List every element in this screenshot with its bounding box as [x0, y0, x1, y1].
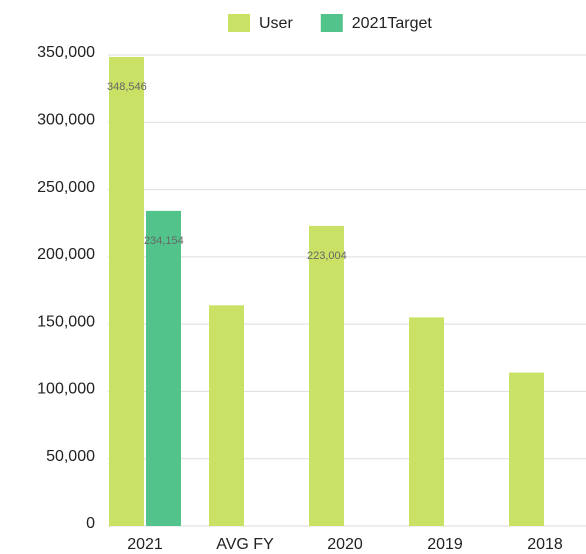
bar	[309, 225, 344, 526]
y-tick-label: 150,000	[37, 313, 95, 330]
y-tick-label: 250,000	[37, 179, 95, 196]
y-tick-label: 0	[86, 515, 95, 532]
bar	[209, 305, 244, 526]
legend-swatch	[228, 14, 250, 32]
y-tick-label: 50,000	[46, 448, 95, 465]
x-tick-label: 2018	[527, 536, 563, 553]
bar	[509, 372, 544, 526]
value-label: 348,546	[107, 81, 147, 93]
x-tick-label: AVG FY	[216, 536, 274, 553]
x-tick-label: 2020	[327, 536, 363, 553]
y-tick-label: 350,000	[37, 44, 95, 61]
value-label: 223,004	[307, 250, 347, 262]
bar	[146, 210, 181, 526]
legend-swatch	[320, 14, 343, 32]
y-tick-label: 100,000	[37, 381, 95, 398]
y-tick-label: 200,000	[37, 246, 95, 263]
legend-label: User	[259, 15, 293, 32]
x-tick-label: 2019	[427, 536, 463, 553]
bar	[409, 317, 444, 526]
y-tick-label: 300,000	[37, 112, 95, 129]
bar	[109, 56, 144, 527]
legend-label: 2021Target	[352, 15, 433, 32]
value-label: 234,154	[144, 235, 184, 247]
x-tick-label: 2021	[127, 536, 163, 553]
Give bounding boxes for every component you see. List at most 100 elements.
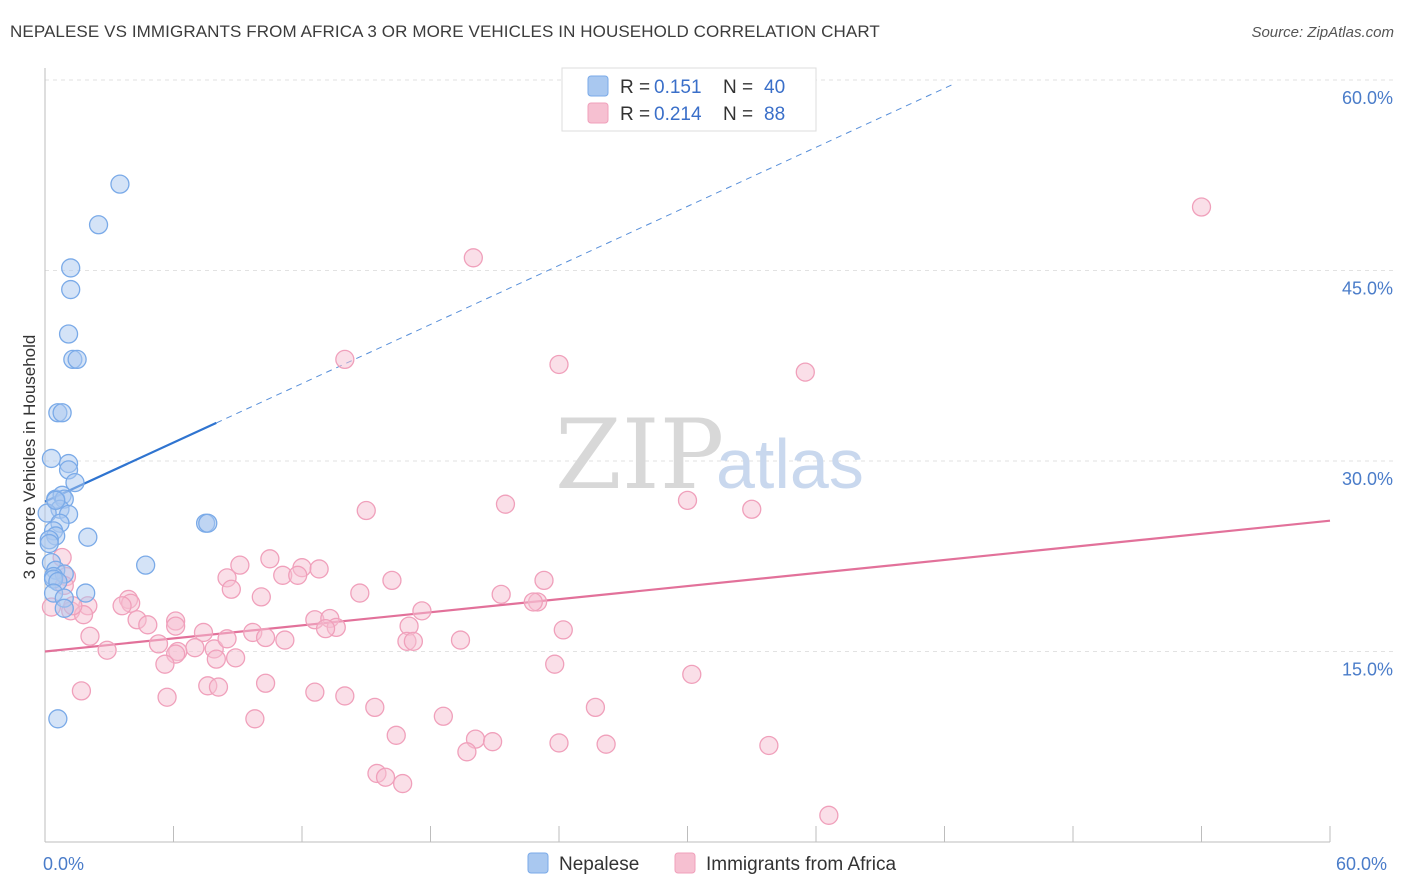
watermark: ZIP atlas [555, 399, 864, 511]
legend-box: R = 0.151 N = 40 R = 0.214 N = 88 [561, 67, 817, 132]
y-tick-label-1: 30.0% [1342, 469, 1393, 489]
point-africa-20 [221, 579, 241, 599]
point-africa-1 [463, 248, 483, 268]
legend-n-label-0: N = [723, 77, 753, 98]
point-africa-22 [251, 587, 271, 607]
legend-n-value-1: 88 [764, 104, 785, 125]
point-africa-83 [819, 805, 839, 825]
point-nepalese-39 [46, 490, 66, 511]
point-africa-41 [315, 618, 336, 639]
source-label: Source: ZipAtlas.com [1251, 24, 1394, 41]
point-africa-15 [288, 565, 308, 585]
point-africa-46 [255, 627, 276, 648]
point-africa-38 [138, 615, 158, 635]
legend-r-label-0: R = [620, 77, 650, 98]
point-africa-30 [112, 596, 132, 616]
point-africa-59 [155, 654, 175, 674]
point-nepalese-36 [76, 583, 96, 603]
point-africa-19 [534, 570, 554, 591]
point-nepalese-6 [67, 349, 87, 370]
point-africa-78 [759, 735, 779, 756]
point-nepalese-24 [39, 533, 59, 554]
legend-swatch-nepalese [587, 75, 609, 97]
point-africa-75 [482, 732, 503, 752]
point-africa-42 [553, 620, 573, 640]
point-africa-39 [165, 616, 186, 636]
point-africa-49 [450, 630, 471, 650]
legend-n-label-1: N = [723, 104, 753, 125]
point-nepalese-0 [110, 174, 130, 194]
point-africa-60 [545, 654, 565, 674]
point-africa-66 [305, 682, 325, 702]
bottom-legend-swatch-nepalese [527, 852, 549, 874]
point-africa-76 [549, 733, 569, 753]
point-africa-82 [393, 773, 413, 794]
point-africa-56 [206, 649, 226, 669]
point-africa-10 [230, 555, 250, 575]
point-africa-77 [596, 734, 616, 754]
point-nepalese-33 [136, 555, 156, 575]
point-africa-69 [365, 697, 385, 718]
point-africa-25 [491, 584, 511, 604]
legend-r-value-1: 0.214 [654, 104, 702, 125]
y-tick-labels: 15.0% 30.0% 45.0% 60.0% [1342, 88, 1393, 680]
watermark-atlas: atlas [716, 425, 864, 503]
point-africa-84 [523, 592, 543, 612]
point-nepalese-8 [52, 403, 72, 423]
bottom-legend-africa: Immigrants from Africa [706, 854, 896, 875]
point-africa-51 [403, 631, 424, 651]
point-africa-72 [245, 709, 265, 729]
point-africa-31 [412, 601, 432, 621]
legend-r-label-1: R = [620, 104, 650, 125]
point-africa-7 [356, 500, 376, 521]
point-nepalese-26 [198, 513, 218, 533]
point-africa-47 [275, 630, 295, 650]
point-africa-2 [335, 349, 355, 370]
point-africa-0 [1191, 197, 1212, 217]
y-tick-label-0: 15.0% [1342, 660, 1393, 680]
point-africa-79 [457, 742, 477, 762]
point-africa-6 [677, 490, 698, 511]
legend-n-value-0: 40 [764, 77, 785, 98]
x-tick-label-max: 60.0% [1336, 854, 1387, 874]
point-africa-62 [71, 681, 92, 701]
x-tick-label-min: 0.0% [43, 854, 84, 874]
data-points [37, 174, 1212, 825]
point-africa-70 [585, 697, 606, 718]
point-africa-45 [80, 626, 100, 646]
y-tick-label-3: 60.0% [1342, 88, 1393, 108]
point-nepalese-22 [78, 527, 98, 547]
point-africa-58 [97, 640, 117, 660]
point-africa-65 [208, 677, 229, 697]
point-africa-52 [185, 638, 205, 658]
point-nepalese-9 [41, 448, 62, 469]
x-tick-labels: 0.0% 60.0% [43, 854, 1387, 874]
point-africa-57 [225, 648, 246, 668]
y-tick-label-2: 45.0% [1342, 279, 1393, 299]
point-africa-44 [193, 622, 214, 643]
point-africa-8 [742, 499, 762, 519]
point-africa-50 [148, 634, 169, 654]
point-africa-67 [335, 686, 355, 706]
point-nepalese-12 [65, 472, 85, 493]
y-axis-label: 3 or more Vehicles in Household [20, 335, 39, 580]
point-nepalese-38 [48, 709, 68, 729]
point-africa-5 [495, 494, 516, 514]
bottom-legend: Nepalese Immigrants from Africa [527, 852, 896, 875]
point-africa-18 [382, 570, 402, 591]
point-nepalese-4 [58, 324, 79, 344]
bottom-legend-nepalese: Nepalese [559, 854, 639, 875]
point-nepalese-1 [88, 215, 109, 235]
point-africa-11 [260, 549, 280, 569]
point-africa-71 [433, 706, 454, 726]
point-nepalese-2 [61, 258, 81, 278]
point-africa-81 [375, 767, 396, 787]
trend-line-extension-0 [216, 82, 956, 424]
point-africa-68 [157, 687, 177, 707]
point-africa-61 [682, 664, 702, 685]
legend-r-value-0: 0.151 [654, 77, 702, 98]
point-nepalese-37 [54, 598, 74, 618]
chart-title: NEPALESE VS IMMIGRANTS FROM AFRICA 3 OR … [10, 22, 880, 41]
point-africa-3 [549, 354, 569, 375]
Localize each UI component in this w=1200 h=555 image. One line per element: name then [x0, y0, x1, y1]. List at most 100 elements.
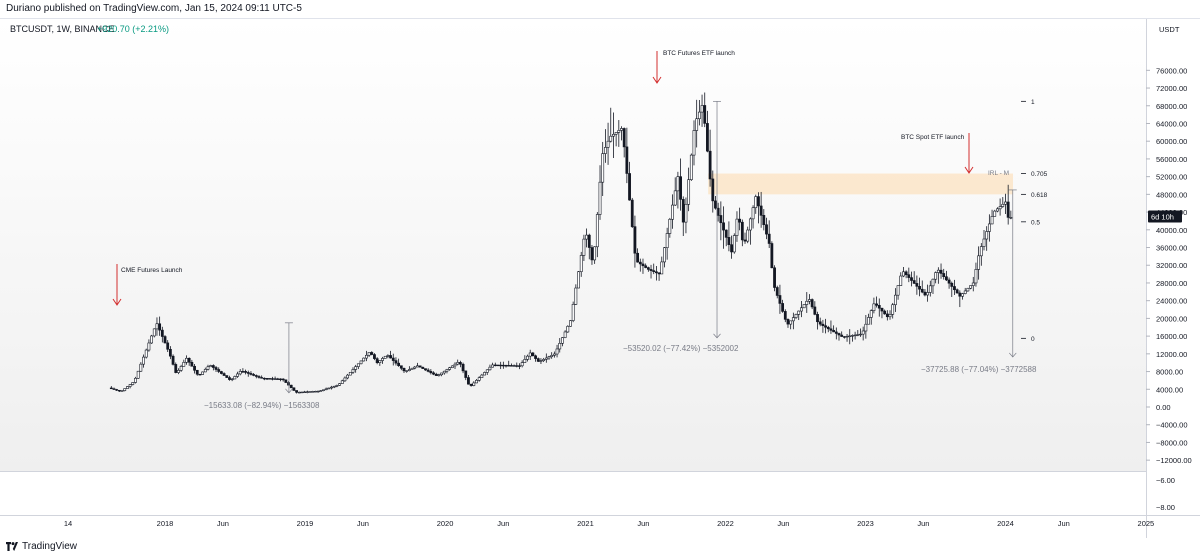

□ □ □ □ □

How many lines of the listing above contain the word "elements"? Reply with the number alone.

2